> _Stored records_
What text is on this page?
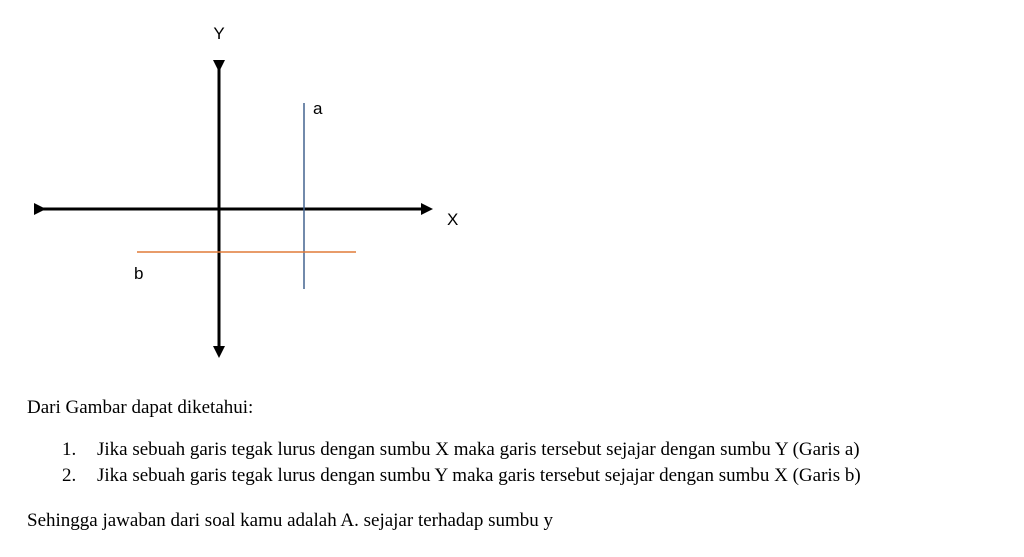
Y
X
a
b
Dari Gambar dapat diketahui:
1. Jika sebuah garis tegak lurus dengan sumbu X maka garis tersebut sejajar dengan sumbu Y (Garis a)
2. Jika sebuah garis tegak lurus dengan sumbu Y maka garis tersebut sejajar dengan sumbu X (Garis b)
Sehingga jawaban dari soal kamu adalah A. sejajar terhadap sumbu y
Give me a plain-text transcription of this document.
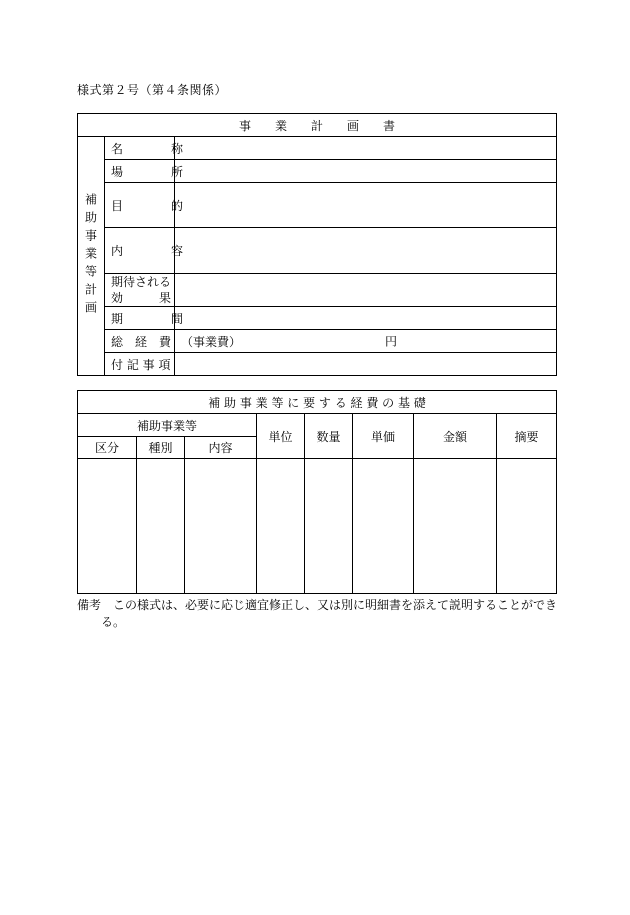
様式第２号（第４条関係）
事　　業　　計　　画　　書		

補助事業等計画	名　　　　称	
	場　　　　所	
	目　　　　的	
	内　　　　容	
	期待される
効　　　果	
	期　　　　間	
	総　経　費	（事業費） 円

	付 記 事 項	
補 助 事 業 等 に 要 す る 経 費 の 基 礎							
補助事業等			単位	数量	単価	金額	摘要
区分	種別	内容					

備考　この様式は、必要に応じ適宜修正し、又は別に明細書を添えて説明することができ
る。
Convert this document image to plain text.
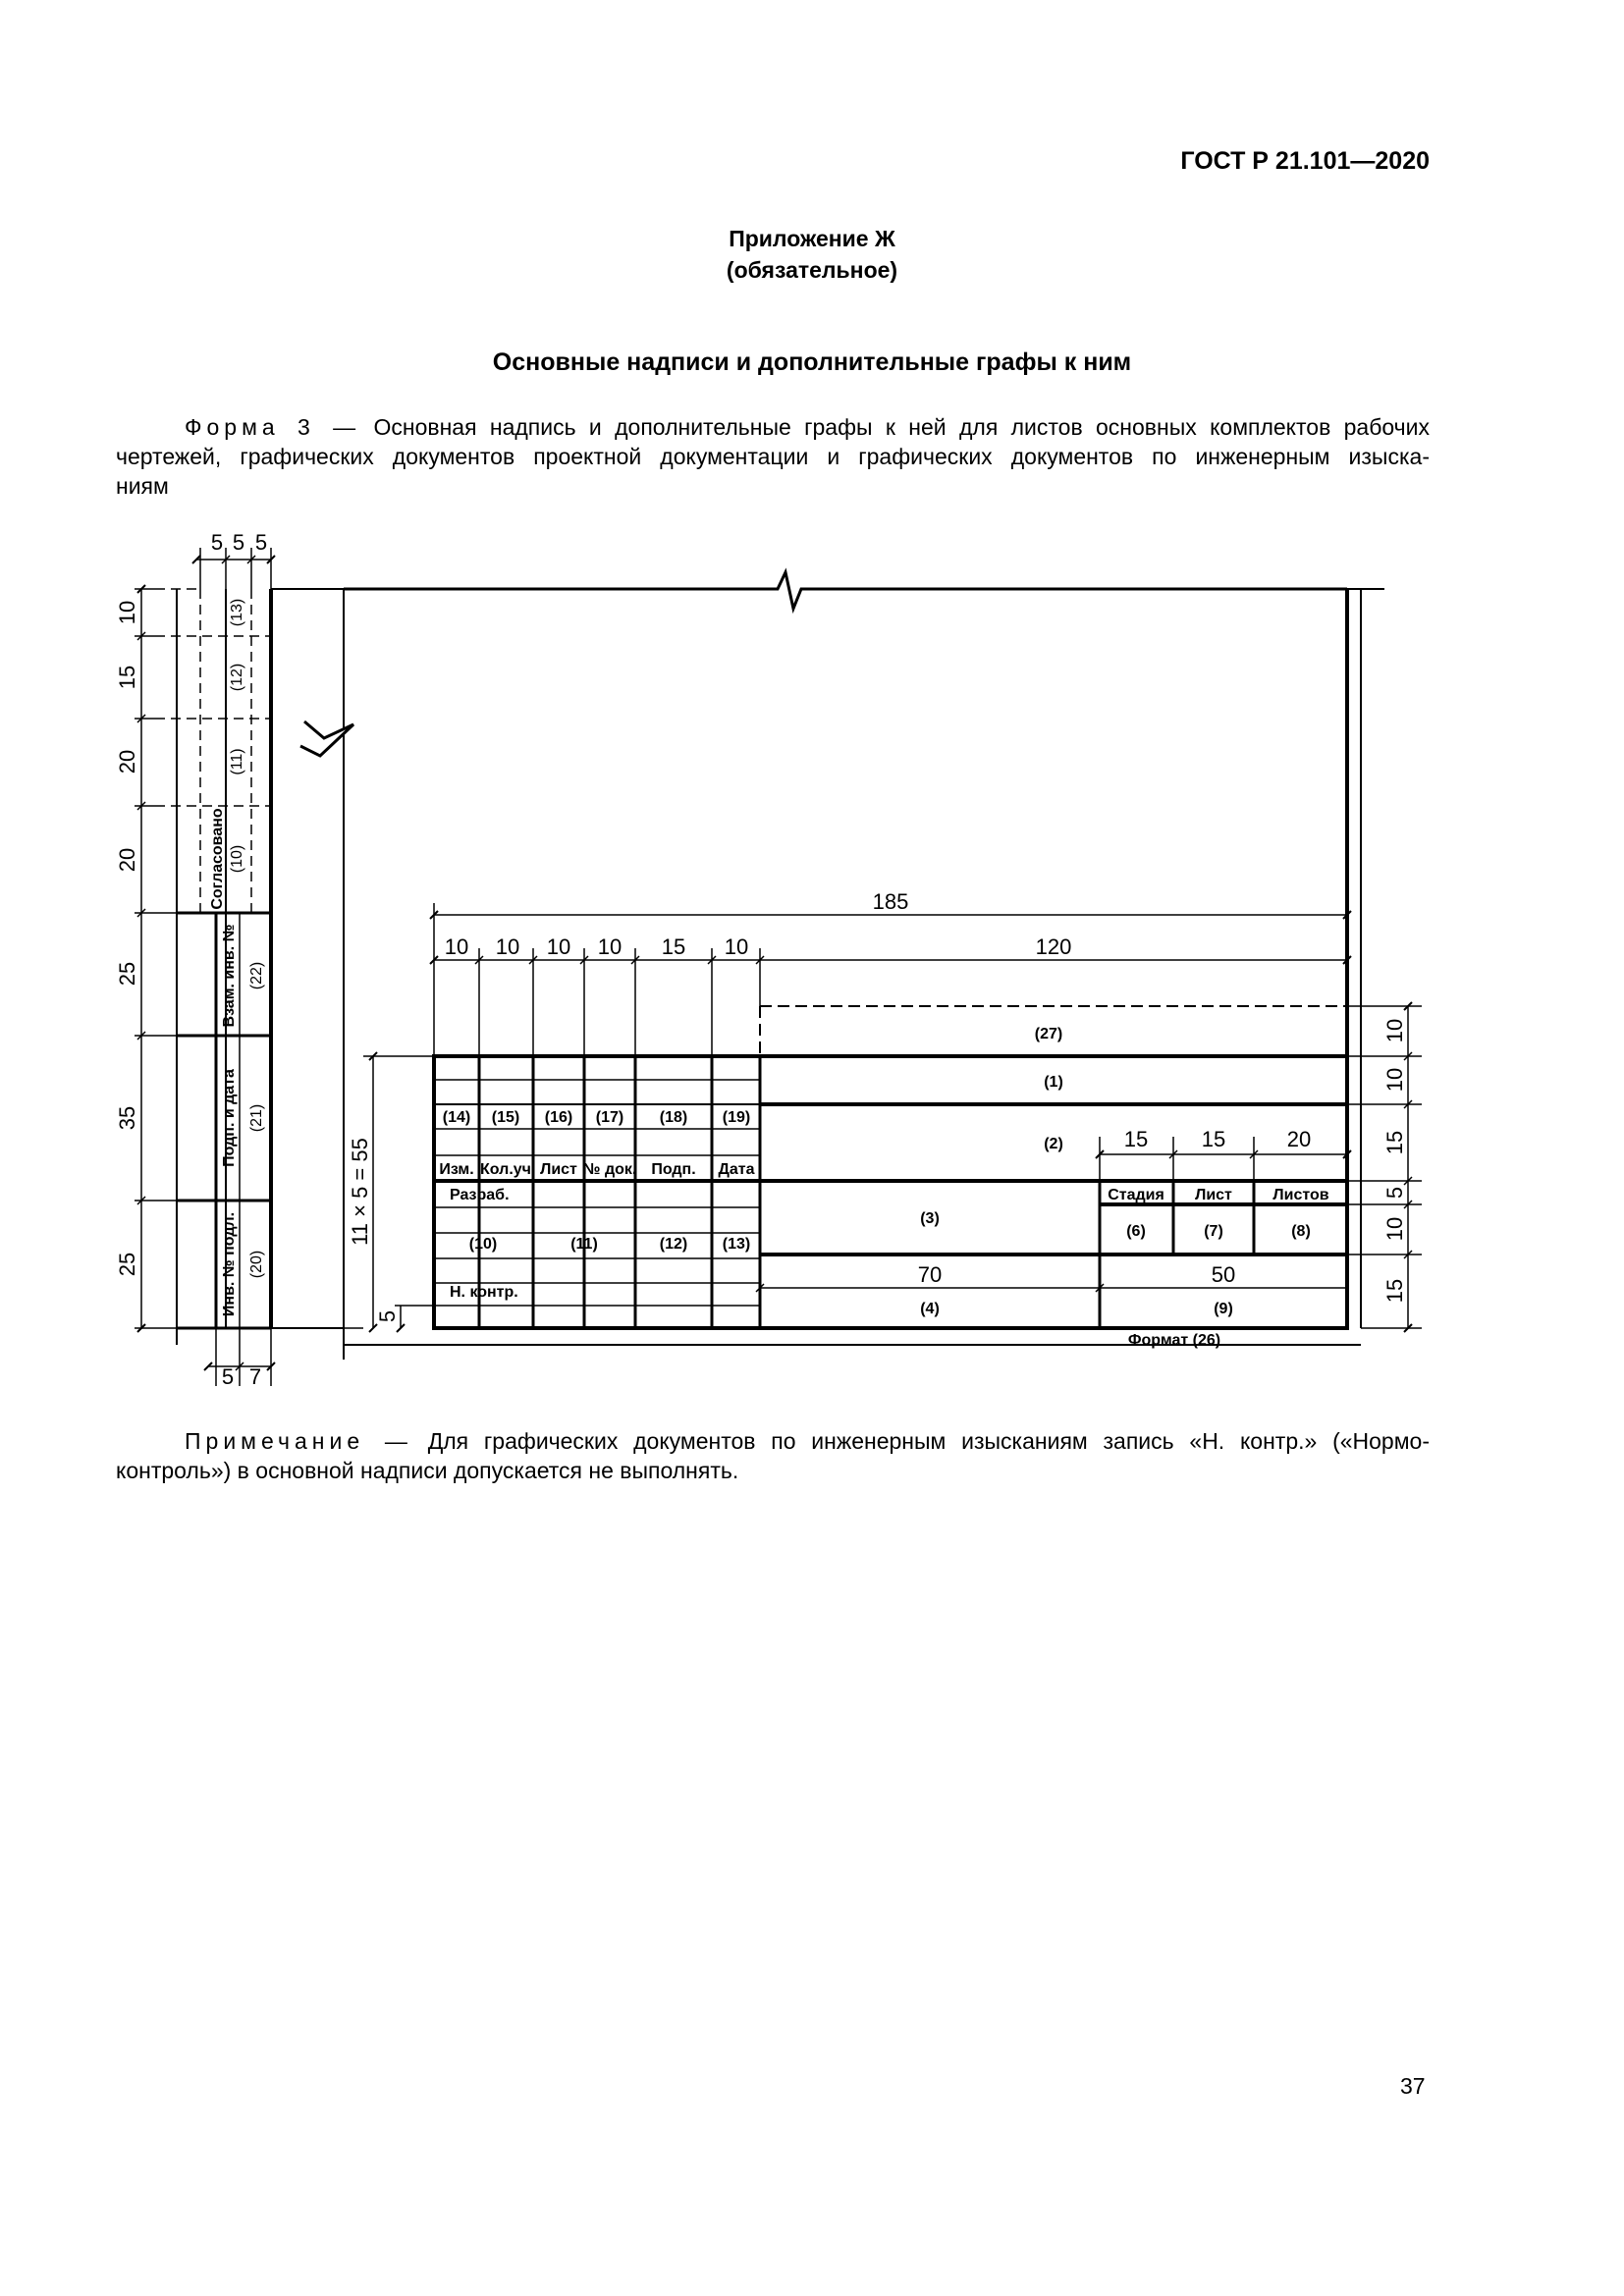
ГОСТ Р 21.101—2020
Приложение Ж
(обязательное)
Основные надписи и дополнительные графы к ним
Форма 3 — Основная надпись и дополнительные графы к ней для листов основных комплектов рабочих
чертежей, графических документов проектной документации и графических документов по инженерным изыска-
ниям
5 5 5
5 7
10
15
20
20
25
35
25
185
10 10 10 10 15 10	120
11 × 5 = 55
5
10
10
15
5
10
15
15 15	20
70	50
Согласовано
Взам. инв. №
Подп. и дата
Инв. № подл.
(13)
(12)
(11)
(10)
(22)
(21)
(20)
(14) (15) (16) (17) (18) (19)
Изм. Кол.уч Лист № док. Подп. Дата
Разраб.
Н. контр.
(10)	(11)	(12) (13)
(27)
(1)
(2)
(3)
(4)
(6)	(7)	(8)
(9)
Стадия Лист	Листов
Формат (26)
Примечание — Для графических документов по инженерным изысканиям запись «Н. контр.» («Нормо-
контроль») в основной надписи допускается не выполнять.
37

> _Exercise objective_
Filter the data, keeping only the lines that contain "tersebut".

> _Result of this task_
1. Jika sebuah garis tegak lurus dengan sumbu X maka garis tersebut sejajar dengan sumbu Y (Garis a)
2. Jika sebuah garis tegak lurus dengan sumbu Y maka garis tersebut sejajar dengan sumbu X (Garis b)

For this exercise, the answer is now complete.